> **Task details**: Check each line of the material. Copy those containing "text".

[Data items]
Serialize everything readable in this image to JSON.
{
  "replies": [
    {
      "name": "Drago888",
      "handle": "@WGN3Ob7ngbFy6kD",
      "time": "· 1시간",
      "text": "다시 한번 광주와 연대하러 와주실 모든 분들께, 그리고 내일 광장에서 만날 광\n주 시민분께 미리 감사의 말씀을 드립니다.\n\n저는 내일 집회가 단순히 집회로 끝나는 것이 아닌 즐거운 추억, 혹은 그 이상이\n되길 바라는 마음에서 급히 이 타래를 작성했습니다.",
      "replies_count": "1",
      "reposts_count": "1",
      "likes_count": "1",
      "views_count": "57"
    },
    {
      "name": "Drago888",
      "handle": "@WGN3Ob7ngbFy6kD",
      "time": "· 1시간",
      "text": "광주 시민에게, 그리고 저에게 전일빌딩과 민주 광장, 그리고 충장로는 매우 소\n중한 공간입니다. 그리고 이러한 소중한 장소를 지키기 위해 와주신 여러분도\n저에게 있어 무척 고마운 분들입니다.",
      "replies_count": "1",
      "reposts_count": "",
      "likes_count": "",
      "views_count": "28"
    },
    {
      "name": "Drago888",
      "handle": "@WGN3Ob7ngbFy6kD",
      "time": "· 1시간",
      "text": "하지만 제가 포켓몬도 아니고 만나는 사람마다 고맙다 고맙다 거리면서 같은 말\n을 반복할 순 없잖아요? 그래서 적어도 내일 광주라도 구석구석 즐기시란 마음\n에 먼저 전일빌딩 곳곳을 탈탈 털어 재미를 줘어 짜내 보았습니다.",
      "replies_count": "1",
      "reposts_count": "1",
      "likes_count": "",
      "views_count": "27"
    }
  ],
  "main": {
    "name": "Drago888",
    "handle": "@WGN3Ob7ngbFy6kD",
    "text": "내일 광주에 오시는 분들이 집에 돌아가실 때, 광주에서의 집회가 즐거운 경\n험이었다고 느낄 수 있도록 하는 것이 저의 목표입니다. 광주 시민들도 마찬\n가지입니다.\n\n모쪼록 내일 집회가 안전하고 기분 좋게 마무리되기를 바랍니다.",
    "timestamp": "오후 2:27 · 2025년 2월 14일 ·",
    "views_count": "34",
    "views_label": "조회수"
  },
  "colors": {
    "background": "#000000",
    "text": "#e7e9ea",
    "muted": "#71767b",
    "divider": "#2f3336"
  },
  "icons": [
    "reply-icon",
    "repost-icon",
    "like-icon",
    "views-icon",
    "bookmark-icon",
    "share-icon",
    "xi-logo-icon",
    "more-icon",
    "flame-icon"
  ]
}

> **Result of this task**:
      "text": "다시 한번 광주와 연대하러 와주실 모든 분들께, 그리고 내일 광장에서 만날 광\n주 시민분께 미리 감사의 말씀을 드립니다.\n\n저는 내일 집회가 단순히 집회로 끝나는 것이 아닌 즐거운 추억, 혹은 그 이상이\n되길 바라는 마음에서 급히 이 타래를 작성했습니다.",
      "text": "광주 시민에게, 그리고 저에게 전일빌딩과 민주 광장, 그리고 충장로는 매우 소\n중한 공간입니다. 그리고 이러한 소중한 장소를 지키기 위해 와주신 여러분도\n저에게 있어 무척 고마운 분들입니다.",
      "text": "하지만 제가 포켓몬도 아니고 만나는 사람마다 고맙다 고맙다 거리면서 같은 말\n을 반복할 순 없잖아요? 그래서 적어도 내일 광주라도 구석구석 즐기시란 마음\n에 먼저 전일빌딩 곳곳을 탈탈 털어 재미를 줘어 짜내 보았습니다.",
    "text": "내일 광주에 오시는 분들이 집에 돌아가실 때, 광주에서의 집회가 즐거운 경\n험이었다고 느낄 수 있도록 하는 것이 저의 목표입니다. 광주 시민들도 마찬\n가지입니다.\n\n모쪼록 내일 집회가 안전하고 기분 좋게 마무리되기를 바랍니다.",
    "text": "#e7e9ea",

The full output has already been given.